* [TASK DIRECTIONS]: Copy whichever lines contain the string "closely".
>>>
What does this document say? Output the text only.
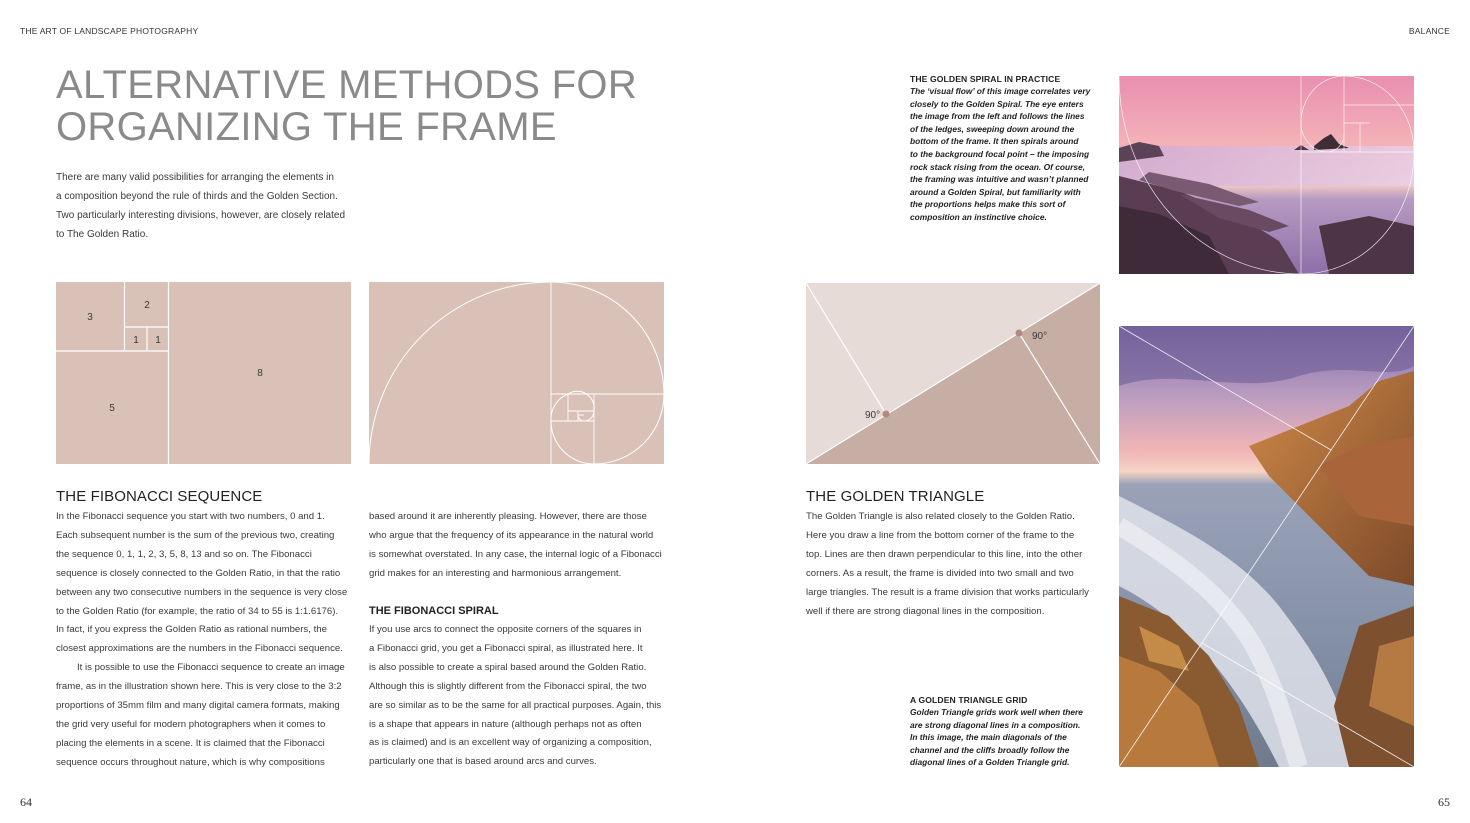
THE ART OF LANDSCAPE PHOTOGRAPHY	BALANCE
ALTERNATIVE METHODS FOR
ORGANIZING THE FRAME

There are many valid possibilities for arranging the elements in

a composition beyond the rule of thirds and the Golden Section.

Two particularly interesting divisions, however, are closely related

to The Golden Ratio.

3
2
1 1
8
5
90°
90°
THE FIBONACCI SEQUENCE

In the Fibonacci sequence you start with two numbers, 0 and 1.

Each subsequent number is the sum of the previous two, creating

the sequence 0, 1, 1, 2, 3, 5, 8, 13 and so on. The Fibonacci

sequence is closely connected to the Golden Ratio, in that the ratio

between any two consecutive numbers in the sequence is very close

to the Golden Ratio (for example, the ratio of 34 to 55 is 1:1.6176).

In fact, if you express the Golden Ratio as rational numbers, the

closest approximations are the numbers in the Fibonacci sequence.

It is possible to use the Fibonacci sequence to create an image

frame, as in the illustration shown here. This is very close to the 3:2

proportions of 35mm film and many digital camera formats, making

the grid very useful for modern photographers when it comes to

placing the elements in a scene. It is claimed that the Fibonacci

sequence occurs throughout nature, which is why compositions

based around it are inherently pleasing. However, there are those

who argue that the frequency of its appearance in the natural world

is somewhat overstated. In any case, the internal logic of a Fibonacci

grid makes for an interesting and harmonious arrangement.

THE FIBONACCI SPIRAL

If you use arcs to connect the opposite corners of the squares in

a Fibonacci grid, you get a Fibonacci spiral, as illustrated here. It

is also possible to create a spiral based around the Golden Ratio.

Although this is slightly different from the Fibonacci spiral, the two

are so similar as to be the same for all practical purposes. Again, this

is a shape that appears in nature (although perhaps not as often

as is claimed) and is an excellent way of organizing a composition,

particularly one that is based around arcs and curves.

THE GOLDEN TRIANGLE

The Golden Triangle is also related closely to the Golden Ratio.

Here you draw a line from the bottom corner of the frame to the

top. Lines are then drawn perpendicular to this line, into the other

corners. As a result, the frame is divided into two small and two

large triangles. The result is a frame division that works particularly

well if there are strong diagonal lines in the composition.

THE GOLDEN SPIRAL IN PRACTICE
The ‘visual flow’ of this image correlates very
closely to the Golden Spiral. The eye enters
the image from the left and follows the lines
of the ledges, sweeping down around the
bottom of the frame. It then spirals around
to the background focal point – the imposing
rock stack rising from the ocean. Of course,
the framing was intuitive and wasn’t planned
around a Golden Spiral, but familiarity with
the proportions helps make this sort of
composition an instinctive choice.
A GOLDEN TRIANGLE GRID
Golden Triangle grids work well when there
are strong diagonal lines in a composition.
In this image, the main diagonals of the
channel and the cliffs broadly follow the
diagonal lines of a Golden Triangle grid.
64	65
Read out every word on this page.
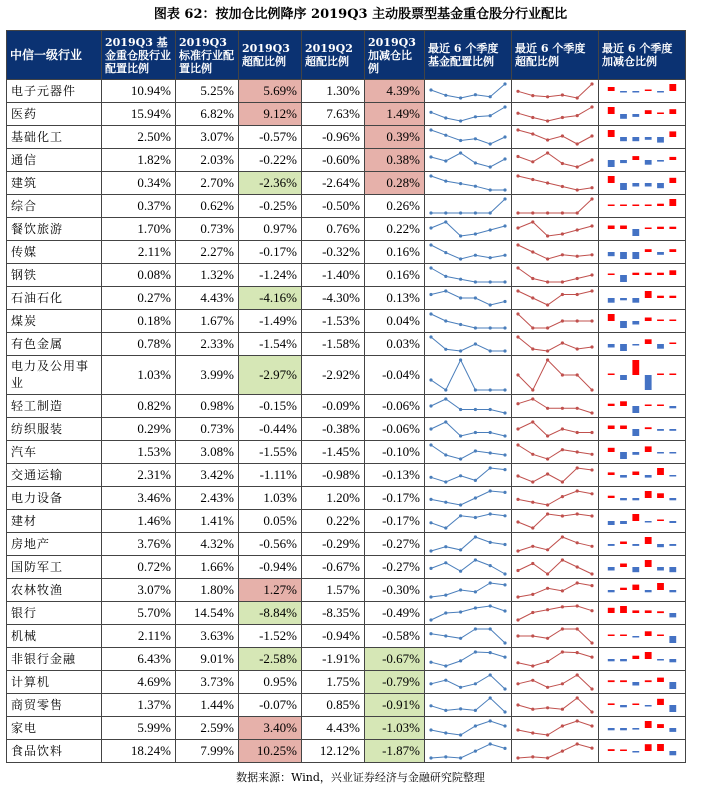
图表 62：按加仓比例降序 2019Q3 主动股票型基金重仓股分行业配比
中信一级行业	2019Q3 基金重仓股行业配置比例	2019Q3 标准行业配置比例	2019Q3 超配比例	2019Q2 超配比例	2019Q3 加减仓比例	最近 6 个季度基金配置比例	最近 6 个季度超配比例	最近 6 个季度加减仓比例
电子元器件	10.94%	5.25%	5.69%	1.30%	4.39%	

医药	15.94%	6.82%	9.12%	7.63%	1.49%	

基础化工	2.50%	3.07%	-0.57%	-0.96%	0.39%	

通信	1.82%	2.03%	-0.22%	-0.60%	0.38%	

建筑	0.34%	2.70%	-2.36%	-2.64%	0.28%	

综合	0.37%	0.62%	-0.25%	-0.50%	0.26%	

餐饮旅游	1.70%	0.73%	0.97%	0.76%	0.22%	

传媒	2.11%	2.27%	-0.17%	-0.32%	0.16%	

钢铁	0.08%	1.32%	-1.24%	-1.40%	0.16%	

石油石化	0.27%	4.43%	-4.16%	-4.30%	0.13%	

煤炭	0.18%	1.67%	-1.49%	-1.53%	0.04%	

有色金属	0.78%	2.33%	-1.54%	-1.58%	0.03%	

电力及公用事业	1.03%	3.99%	-2.97%	-2.92%	-0.04%	

轻工制造	0.82%	0.98%	-0.15%	-0.09%	-0.06%	

纺织服装	0.29%	0.73%	-0.44%	-0.38%	-0.06%	

汽车	1.53%	3.08%	-1.55%	-1.45%	-0.10%	

交通运输	2.31%	3.42%	-1.11%	-0.98%	-0.13%	

电力设备	3.46%	2.43%	1.03%	1.20%	-0.17%	

建材	1.46%	1.41%	0.05%	0.22%	-0.17%	

房地产	3.76%	4.32%	-0.56%	-0.29%	-0.27%	

国防军工	0.72%	1.66%	-0.94%	-0.67%	-0.27%	

农林牧渔	3.07%	1.80%	1.27%	1.57%	-0.30%	

银行	5.70%	14.54%	-8.84%	-8.35%	-0.49%	

机械	2.11%	3.63%	-1.52%	-0.94%	-0.58%	

非银行金融	6.43%	9.01%	-2.58%	-1.91%	-0.67%	

计算机	4.69%	3.73%	0.95%	1.75%	-0.79%	

商贸零售	1.37%	1.44%	-0.07%	0.85%	-0.91%	

家电	5.99%	2.59%	3.40%	4.43%	-1.03%	

食品饮料	18.24%	7.99%	10.25%	12.12%	-1.87%	

数据来源：Wind，兴业证券经济与金融研究院整理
<<<
* [SOLUTION TO THIS TASK]:
Two particularly interesting divisions, however, are closely related
sequence is closely connected to the Golden Ratio, in that the ratio
The Golden Triangle is also related closely to the Golden Ratio.
closely to the Golden Spiral. The eye enters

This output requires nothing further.